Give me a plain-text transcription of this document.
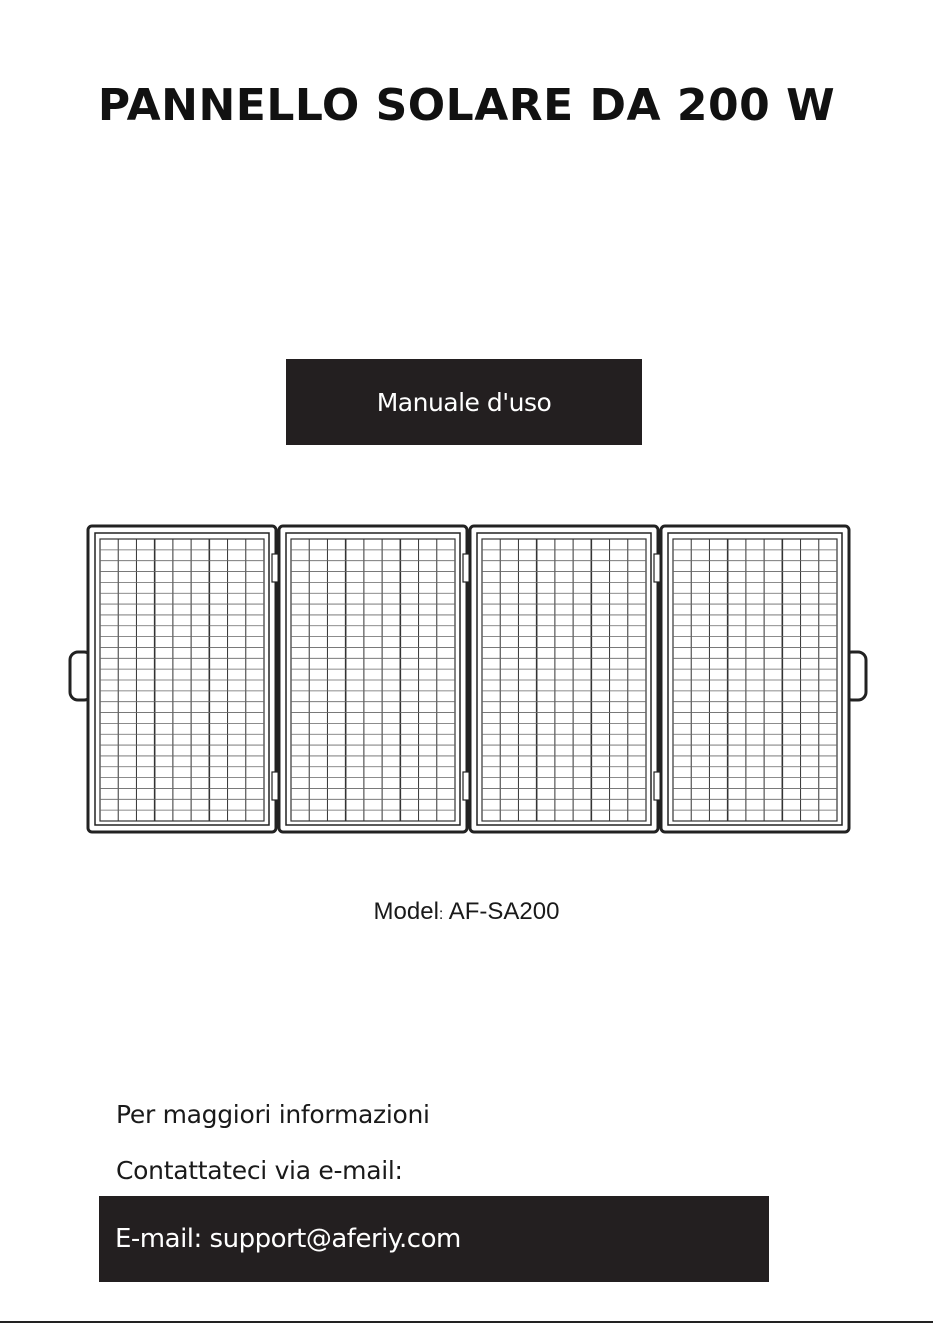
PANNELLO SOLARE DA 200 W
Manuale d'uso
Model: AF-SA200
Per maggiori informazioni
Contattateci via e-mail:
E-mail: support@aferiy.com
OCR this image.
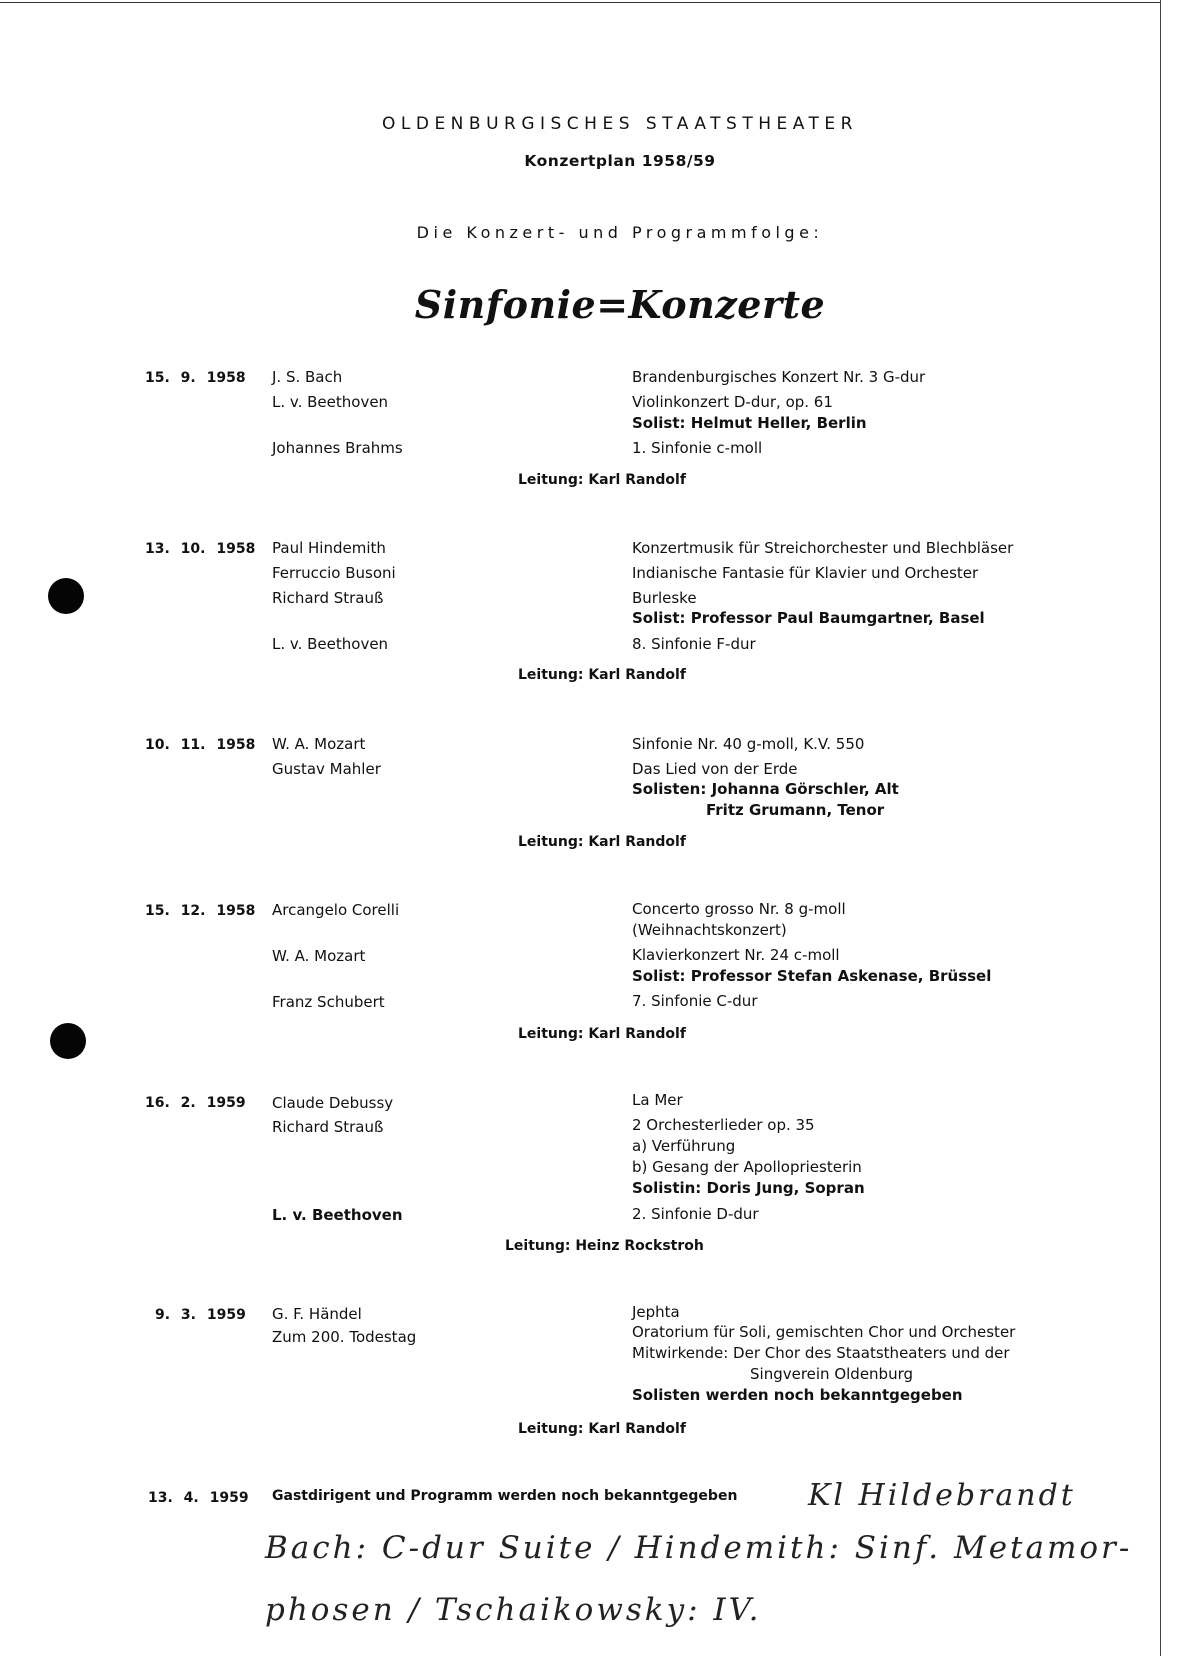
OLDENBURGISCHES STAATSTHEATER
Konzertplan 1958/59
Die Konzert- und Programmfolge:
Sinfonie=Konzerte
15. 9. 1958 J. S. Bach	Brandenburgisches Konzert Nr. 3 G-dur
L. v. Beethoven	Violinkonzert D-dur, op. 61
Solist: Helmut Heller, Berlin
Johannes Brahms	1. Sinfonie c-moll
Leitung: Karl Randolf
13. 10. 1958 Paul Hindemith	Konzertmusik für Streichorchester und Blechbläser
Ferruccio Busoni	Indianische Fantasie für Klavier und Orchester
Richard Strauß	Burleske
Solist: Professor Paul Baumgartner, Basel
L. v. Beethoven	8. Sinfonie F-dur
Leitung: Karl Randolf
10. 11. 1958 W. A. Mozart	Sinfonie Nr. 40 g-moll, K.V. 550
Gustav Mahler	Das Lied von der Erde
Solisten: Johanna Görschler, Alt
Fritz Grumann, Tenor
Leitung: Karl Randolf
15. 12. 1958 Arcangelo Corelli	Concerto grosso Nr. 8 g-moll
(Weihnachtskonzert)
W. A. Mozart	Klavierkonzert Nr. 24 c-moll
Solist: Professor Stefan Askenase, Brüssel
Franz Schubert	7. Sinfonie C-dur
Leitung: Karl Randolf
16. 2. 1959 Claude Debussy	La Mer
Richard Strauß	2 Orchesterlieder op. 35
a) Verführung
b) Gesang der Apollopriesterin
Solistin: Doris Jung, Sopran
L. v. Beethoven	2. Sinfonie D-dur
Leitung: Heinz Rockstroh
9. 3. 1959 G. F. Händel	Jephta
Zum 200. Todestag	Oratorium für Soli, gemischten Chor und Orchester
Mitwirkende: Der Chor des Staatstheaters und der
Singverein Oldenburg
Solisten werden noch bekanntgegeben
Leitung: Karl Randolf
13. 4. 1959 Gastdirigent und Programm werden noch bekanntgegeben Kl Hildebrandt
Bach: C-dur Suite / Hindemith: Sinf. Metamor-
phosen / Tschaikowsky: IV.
======
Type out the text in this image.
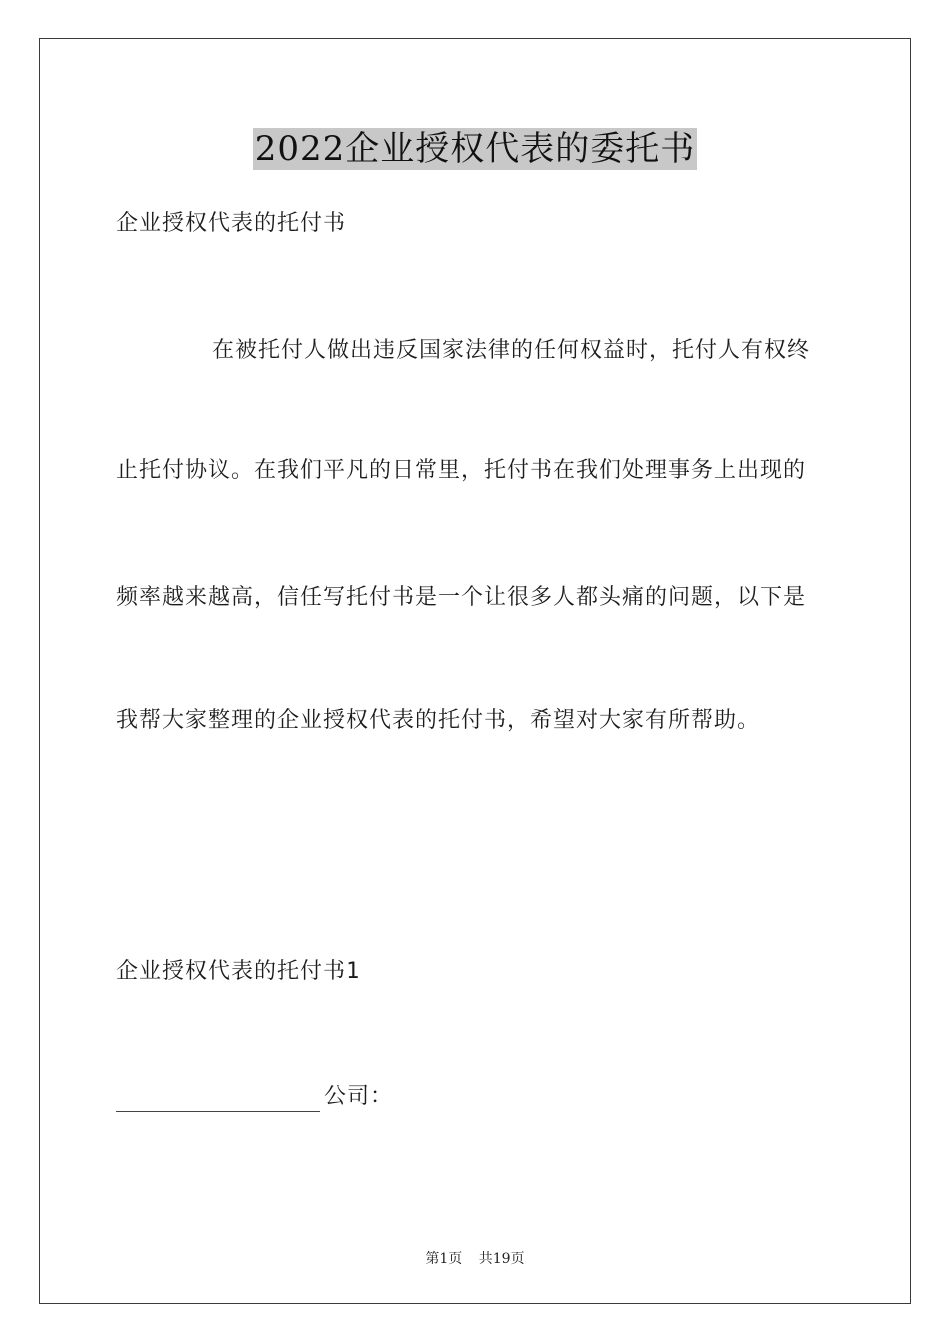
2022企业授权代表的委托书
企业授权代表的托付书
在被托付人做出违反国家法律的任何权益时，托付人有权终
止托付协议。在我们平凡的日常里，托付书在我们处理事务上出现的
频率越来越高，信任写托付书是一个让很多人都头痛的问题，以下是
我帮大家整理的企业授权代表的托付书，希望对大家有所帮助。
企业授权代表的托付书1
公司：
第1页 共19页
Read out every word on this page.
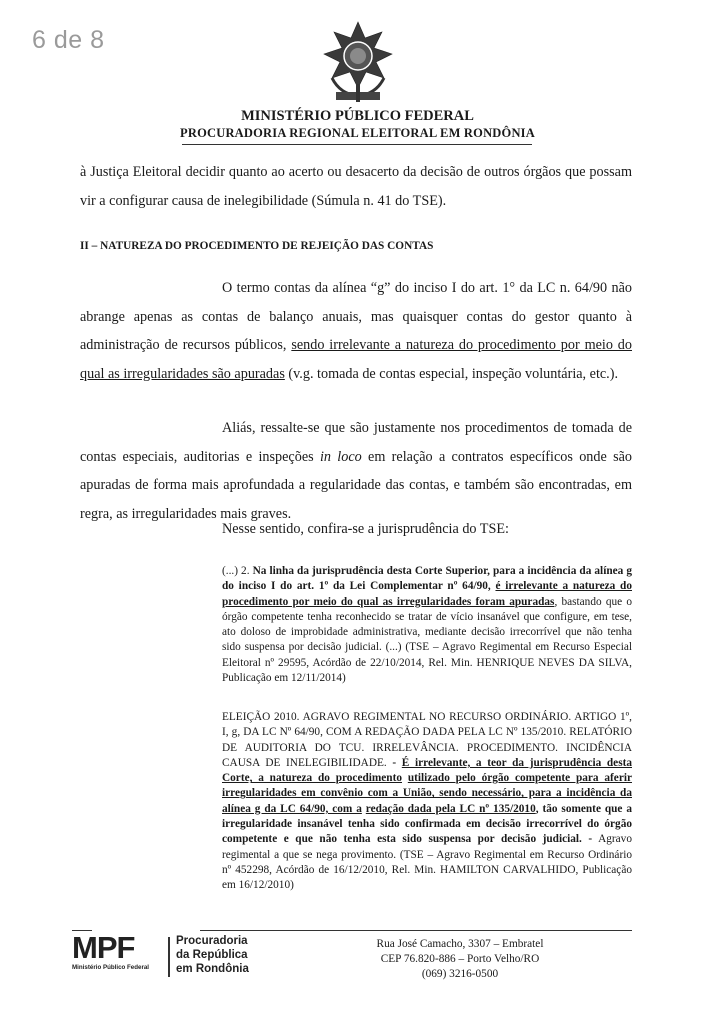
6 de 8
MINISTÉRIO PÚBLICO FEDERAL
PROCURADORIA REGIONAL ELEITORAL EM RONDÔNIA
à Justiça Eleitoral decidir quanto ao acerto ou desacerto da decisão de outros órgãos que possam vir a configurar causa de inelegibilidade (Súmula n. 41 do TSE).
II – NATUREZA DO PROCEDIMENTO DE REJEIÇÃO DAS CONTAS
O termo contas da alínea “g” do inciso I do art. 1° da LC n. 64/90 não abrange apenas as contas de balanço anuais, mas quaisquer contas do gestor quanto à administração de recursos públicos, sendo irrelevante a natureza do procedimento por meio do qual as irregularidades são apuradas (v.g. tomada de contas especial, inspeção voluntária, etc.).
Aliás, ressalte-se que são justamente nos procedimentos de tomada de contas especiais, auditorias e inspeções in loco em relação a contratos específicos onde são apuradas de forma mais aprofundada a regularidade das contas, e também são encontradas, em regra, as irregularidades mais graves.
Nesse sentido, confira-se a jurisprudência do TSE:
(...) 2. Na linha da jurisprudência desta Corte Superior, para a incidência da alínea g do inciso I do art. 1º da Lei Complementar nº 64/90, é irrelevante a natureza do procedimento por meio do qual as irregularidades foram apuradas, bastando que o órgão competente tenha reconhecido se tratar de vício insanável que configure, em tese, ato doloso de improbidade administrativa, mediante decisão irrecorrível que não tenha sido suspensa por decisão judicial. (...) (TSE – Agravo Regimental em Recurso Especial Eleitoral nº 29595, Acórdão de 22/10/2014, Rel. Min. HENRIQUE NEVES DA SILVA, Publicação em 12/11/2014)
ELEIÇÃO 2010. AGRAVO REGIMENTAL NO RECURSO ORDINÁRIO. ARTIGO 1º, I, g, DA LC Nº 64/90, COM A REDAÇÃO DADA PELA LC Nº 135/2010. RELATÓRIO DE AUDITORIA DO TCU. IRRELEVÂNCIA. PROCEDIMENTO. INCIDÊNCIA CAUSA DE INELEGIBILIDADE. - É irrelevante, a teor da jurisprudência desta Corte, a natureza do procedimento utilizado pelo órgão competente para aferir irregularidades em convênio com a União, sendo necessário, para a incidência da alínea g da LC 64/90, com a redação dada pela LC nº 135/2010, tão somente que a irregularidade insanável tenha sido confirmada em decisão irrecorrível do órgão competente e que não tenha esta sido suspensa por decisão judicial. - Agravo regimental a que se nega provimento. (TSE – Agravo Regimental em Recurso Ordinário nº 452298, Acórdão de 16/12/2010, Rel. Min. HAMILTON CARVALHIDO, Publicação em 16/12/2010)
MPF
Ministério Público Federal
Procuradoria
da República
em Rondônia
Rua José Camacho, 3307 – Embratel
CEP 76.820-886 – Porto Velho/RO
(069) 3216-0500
======
* [Stated problem]:
What is the number of lines in the data above that include the word "apuradas"? Answer with that number only.

* [The completed task]:
3